Work instructions
Check every line below for the word "Sentences" and copy each one that has it.

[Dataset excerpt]
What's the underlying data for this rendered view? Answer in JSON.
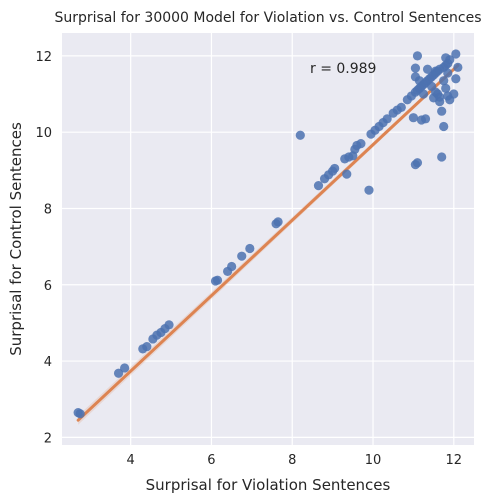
{
  "chart_data": {
    "type": "scatter",
    "title": "Surprisal for 30000 Model for Violation vs. Control Sentences",
    "xlabel": "Surprisal for Violation Sentences",
    "ylabel": "Surprisal for Control Sentences",
    "xlim": [
      2.3,
      12.5
    ],
    "ylim": [
      1.8,
      12.6
    ],
    "xticks": [
      4,
      6,
      8,
      10,
      12
    ],
    "yticks": [
      2,
      4,
      6,
      8,
      10,
      12
    ],
    "grid": true,
    "annotation": "r = 0.989",
    "colors": {
      "points": "#4c72b0",
      "fit_line": "#dd8452",
      "background": "#eaeaf2",
      "grid": "#ffffff"
    },
    "fit_line": {
      "x": [
        2.7,
        12.1
      ],
      "y": [
        2.45,
        11.75
      ]
    },
    "points": [
      [
        2.7,
        2.65
      ],
      [
        2.75,
        2.62
      ],
      [
        3.7,
        3.68
      ],
      [
        3.85,
        3.82
      ],
      [
        4.3,
        4.32
      ],
      [
        4.4,
        4.38
      ],
      [
        4.55,
        4.58
      ],
      [
        4.65,
        4.68
      ],
      [
        4.75,
        4.75
      ],
      [
        4.85,
        4.85
      ],
      [
        4.95,
        4.95
      ],
      [
        6.1,
        6.1
      ],
      [
        6.15,
        6.12
      ],
      [
        6.4,
        6.35
      ],
      [
        6.5,
        6.48
      ],
      [
        6.75,
        6.75
      ],
      [
        6.95,
        6.95
      ],
      [
        7.6,
        7.6
      ],
      [
        7.65,
        7.65
      ],
      [
        8.2,
        9.92
      ],
      [
        8.65,
        8.6
      ],
      [
        8.8,
        8.78
      ],
      [
        8.9,
        8.88
      ],
      [
        9.0,
        8.98
      ],
      [
        9.05,
        9.05
      ],
      [
        9.3,
        9.3
      ],
      [
        9.35,
        8.9
      ],
      [
        9.4,
        9.35
      ],
      [
        9.5,
        9.38
      ],
      [
        9.55,
        9.55
      ],
      [
        9.6,
        9.65
      ],
      [
        9.7,
        9.7
      ],
      [
        9.9,
        8.48
      ],
      [
        9.95,
        9.95
      ],
      [
        10.05,
        10.05
      ],
      [
        10.15,
        10.15
      ],
      [
        10.25,
        10.25
      ],
      [
        10.35,
        10.35
      ],
      [
        10.5,
        10.5
      ],
      [
        10.6,
        10.58
      ],
      [
        10.7,
        10.65
      ],
      [
        10.85,
        10.85
      ],
      [
        10.95,
        10.95
      ],
      [
        11.0,
        10.38
      ],
      [
        11.05,
        9.15
      ],
      [
        11.1,
        9.2
      ],
      [
        11.05,
        11.05
      ],
      [
        11.1,
        11.1
      ],
      [
        11.15,
        11.15
      ],
      [
        11.2,
        11.2
      ],
      [
        11.25,
        11.25
      ],
      [
        11.05,
        11.68
      ],
      [
        11.05,
        11.45
      ],
      [
        11.1,
        12.0
      ],
      [
        11.15,
        11.35
      ],
      [
        11.2,
        10.32
      ],
      [
        11.3,
        10.35
      ],
      [
        11.3,
        11.3
      ],
      [
        11.35,
        11.35
      ],
      [
        11.4,
        11.4
      ],
      [
        11.45,
        11.45
      ],
      [
        11.5,
        11.5
      ],
      [
        11.55,
        11.55
      ],
      [
        11.35,
        11.65
      ],
      [
        11.45,
        11.2
      ],
      [
        11.55,
        11.6
      ],
      [
        11.6,
        11.6
      ],
      [
        11.65,
        11.65
      ],
      [
        11.6,
        11.0
      ],
      [
        11.65,
        10.92
      ],
      [
        11.65,
        10.8
      ],
      [
        11.7,
        10.55
      ],
      [
        11.75,
        11.7
      ],
      [
        11.8,
        11.75
      ],
      [
        11.85,
        11.8
      ],
      [
        11.75,
        11.35
      ],
      [
        11.8,
        11.15
      ],
      [
        11.85,
        11.55
      ],
      [
        11.8,
        11.95
      ],
      [
        11.9,
        11.9
      ],
      [
        11.7,
        9.35
      ],
      [
        11.75,
        10.15
      ],
      [
        11.85,
        10.95
      ],
      [
        11.9,
        10.85
      ],
      [
        12.0,
        11.0
      ],
      [
        12.05,
        11.4
      ],
      [
        12.05,
        12.05
      ],
      [
        12.1,
        11.7
      ],
      [
        11.55,
        11.05
      ],
      [
        11.25,
        11.0
      ],
      [
        11.5,
        10.9
      ]
    ]
  }
}
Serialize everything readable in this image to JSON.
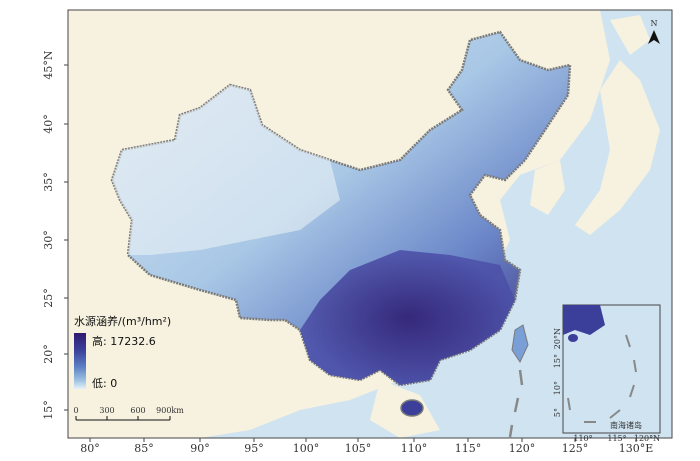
{
  "map": {
    "north_arrow": "N",
    "lon_ticks": [
      "80°",
      "85°",
      "90°",
      "95°",
      "100°",
      "105°",
      "110°",
      "115°",
      "120°",
      "125°",
      "130°E"
    ],
    "lat_ticks": [
      "45°N",
      "40°",
      "35°",
      "30°",
      "25°",
      "20°",
      "15°"
    ],
    "legend": {
      "title": "水源涵养/(m³/hm²)",
      "high_label": "高: 17232.6",
      "low_label": "低: 0",
      "gradient": [
        "#2d1a6e",
        "#3b3f9a",
        "#5a7fc4",
        "#9ec3e2",
        "#e6f2f8"
      ]
    },
    "scalebar": {
      "labels": [
        "0",
        "300",
        "600",
        "900km"
      ]
    },
    "inset": {
      "label": "南海诸岛",
      "lat_ticks": [
        "20°N",
        "15°",
        "10°",
        "5°"
      ],
      "lon_ticks": [
        "110°",
        "115°",
        "120°N"
      ]
    },
    "colors": {
      "sea": "#cfe3f1",
      "land_bg": "#f6f2df",
      "border": "#777777"
    }
  }
}
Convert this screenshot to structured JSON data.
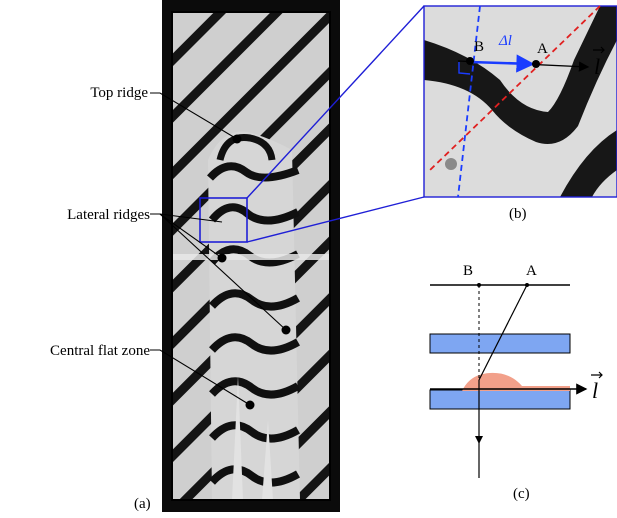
{
  "panel_a": {
    "labels": {
      "top_ridge": "Top ridge",
      "lateral_ridges": "Lateral ridges",
      "central_flat_zone": "Central flat zone"
    },
    "caption": "(a)"
  },
  "panel_b": {
    "point_b": "B",
    "point_a": "A",
    "delta_label": "Δl",
    "vector_label": "l",
    "caption": "(b)"
  },
  "panel_c": {
    "point_b": "B",
    "point_a": "A",
    "vector_label": "l",
    "caption": "(c)"
  },
  "colors": {
    "zoom_box": "#1f1fd6",
    "delta_arrow": "#1a3cff",
    "dashed_red": "#e02020",
    "dashed_blue": "#1a3cff",
    "band_blue": "#7ea6f2",
    "droplet": "#f2a08a",
    "image_dark": "#0d0d0d"
  }
}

Expected output
    "title": "Surprisal for 30000 Model for Violation vs. Control Sentences",
    "xlabel": "Surprisal for Violation Sentences",
    "ylabel": "Surprisal for Control Sentences",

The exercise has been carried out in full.